>> start PROVIDED DATA
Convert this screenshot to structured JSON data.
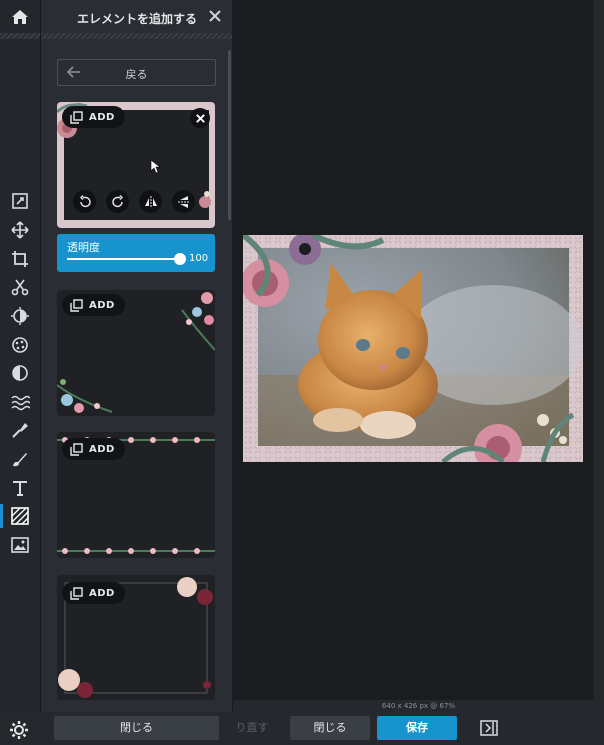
{
  "panel": {
    "title": "エレメントを追加する",
    "back_label": "戻る",
    "close_label": "閉じる"
  },
  "element_cards": [
    {
      "add_label": "ADD",
      "selected": true
    },
    {
      "add_label": "ADD"
    },
    {
      "add_label": "ADD"
    },
    {
      "add_label": "ADD"
    }
  ],
  "opacity": {
    "label": "透明度",
    "value": "100",
    "fraction": 1.0
  },
  "canvas": {
    "status": "640 x 426 px @ 67%",
    "image": "kitten-photo-with-floral-frame"
  },
  "bottom_bar": {
    "redo_label": "り直す",
    "close_label": "閉じる",
    "save_label": "保存"
  },
  "colors": {
    "accent": "#1793cd",
    "panel": "#2a2d33",
    "toolbar": "#23262b",
    "frame": "#d9c7cc"
  },
  "toolbar": {
    "items": [
      "home-icon",
      "adjust-icon",
      "move-icon",
      "crop-icon",
      "cut-icon",
      "exposure-icon",
      "filter-icon",
      "vignette-icon",
      "wave-icon",
      "brush-icon",
      "paint-icon",
      "text-icon",
      "element-icon",
      "image-icon",
      "settings-icon"
    ],
    "active": "element-icon"
  }
}
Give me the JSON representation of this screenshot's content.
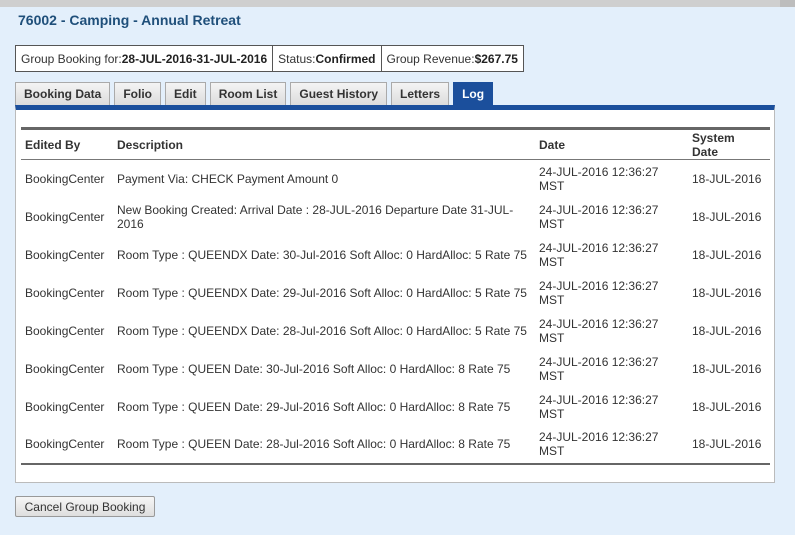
>> end PROVIDED DATA
> _TASK REQUIREMENTS_: All of the data above should be quoted exactly, except for the pictures.

> _ANSWER TO THE PROBLEM_:
Convert this screenshot to structured JSON data.
{
  "panel": {
    "title": "エレメントを追加する",
    "back_label": "戻る",
    "close_label": "閉じる"
  },
  "element_cards": [
    {
      "add_label": "ADD",
      "selected": true
    },
    {
      "add_label": "ADD"
    },
    {
      "add_label": "ADD"
    },
    {
      "add_label": "ADD"
    }
  ],
  "opacity": {
    "label": "透明度",
    "value": "100",
    "fraction": 1.0
  },
  "canvas": {
    "status": "640 x 426 px @ 67%",
    "image": "kitten-photo-with-floral-frame"
  },
  "bottom_bar": {
    "redo_label": "り直す",
    "close_label": "閉じる",
    "save_label": "保存"
  },
  "colors": {
    "accent": "#1793cd",
    "panel": "#2a2d33",
    "toolbar": "#23262b",
    "frame": "#d9c7cc"
  },
  "toolbar": {
    "items": [
      "home-icon",
      "adjust-icon",
      "move-icon",
      "crop-icon",
      "cut-icon",
      "exposure-icon",
      "filter-icon",
      "vignette-icon",
      "wave-icon",
      "brush-icon",
      "paint-icon",
      "text-icon",
      "element-icon",
      "image-icon",
      "settings-icon"
    ],
    "active": "element-icon"
  }
}
Give me the JSON representation of this screenshot's content.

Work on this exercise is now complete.